Work out how many lines of the records hold the string "from", and reply with that number alone.

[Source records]
++++++++++
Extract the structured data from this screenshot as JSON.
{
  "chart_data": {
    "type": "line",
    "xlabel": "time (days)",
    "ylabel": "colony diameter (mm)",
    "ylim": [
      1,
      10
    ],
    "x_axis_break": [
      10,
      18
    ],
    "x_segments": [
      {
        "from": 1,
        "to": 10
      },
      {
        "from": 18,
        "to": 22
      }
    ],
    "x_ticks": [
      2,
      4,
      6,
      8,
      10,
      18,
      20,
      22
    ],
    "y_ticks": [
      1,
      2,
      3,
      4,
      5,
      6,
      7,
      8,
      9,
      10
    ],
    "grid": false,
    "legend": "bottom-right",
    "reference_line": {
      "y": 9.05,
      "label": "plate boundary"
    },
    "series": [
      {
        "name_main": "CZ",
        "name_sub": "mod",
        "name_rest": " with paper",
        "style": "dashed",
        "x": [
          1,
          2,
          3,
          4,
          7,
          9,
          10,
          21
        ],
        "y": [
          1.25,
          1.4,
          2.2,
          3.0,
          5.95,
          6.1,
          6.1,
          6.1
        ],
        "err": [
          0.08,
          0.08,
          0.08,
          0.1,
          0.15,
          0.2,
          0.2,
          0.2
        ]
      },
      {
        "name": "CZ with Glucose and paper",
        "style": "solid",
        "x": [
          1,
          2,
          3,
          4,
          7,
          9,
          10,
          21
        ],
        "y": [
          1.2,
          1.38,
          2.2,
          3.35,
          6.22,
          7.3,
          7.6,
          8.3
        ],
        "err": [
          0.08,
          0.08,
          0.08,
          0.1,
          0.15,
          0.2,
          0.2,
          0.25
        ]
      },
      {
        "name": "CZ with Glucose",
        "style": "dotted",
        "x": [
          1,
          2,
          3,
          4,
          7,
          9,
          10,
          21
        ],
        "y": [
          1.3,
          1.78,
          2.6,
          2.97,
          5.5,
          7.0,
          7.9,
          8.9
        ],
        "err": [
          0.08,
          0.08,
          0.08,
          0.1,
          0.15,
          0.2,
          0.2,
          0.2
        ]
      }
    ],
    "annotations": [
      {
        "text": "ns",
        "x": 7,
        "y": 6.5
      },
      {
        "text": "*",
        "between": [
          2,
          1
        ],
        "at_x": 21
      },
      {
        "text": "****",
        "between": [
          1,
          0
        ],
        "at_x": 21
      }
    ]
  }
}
++++++++++
◆ **Correct output**: 3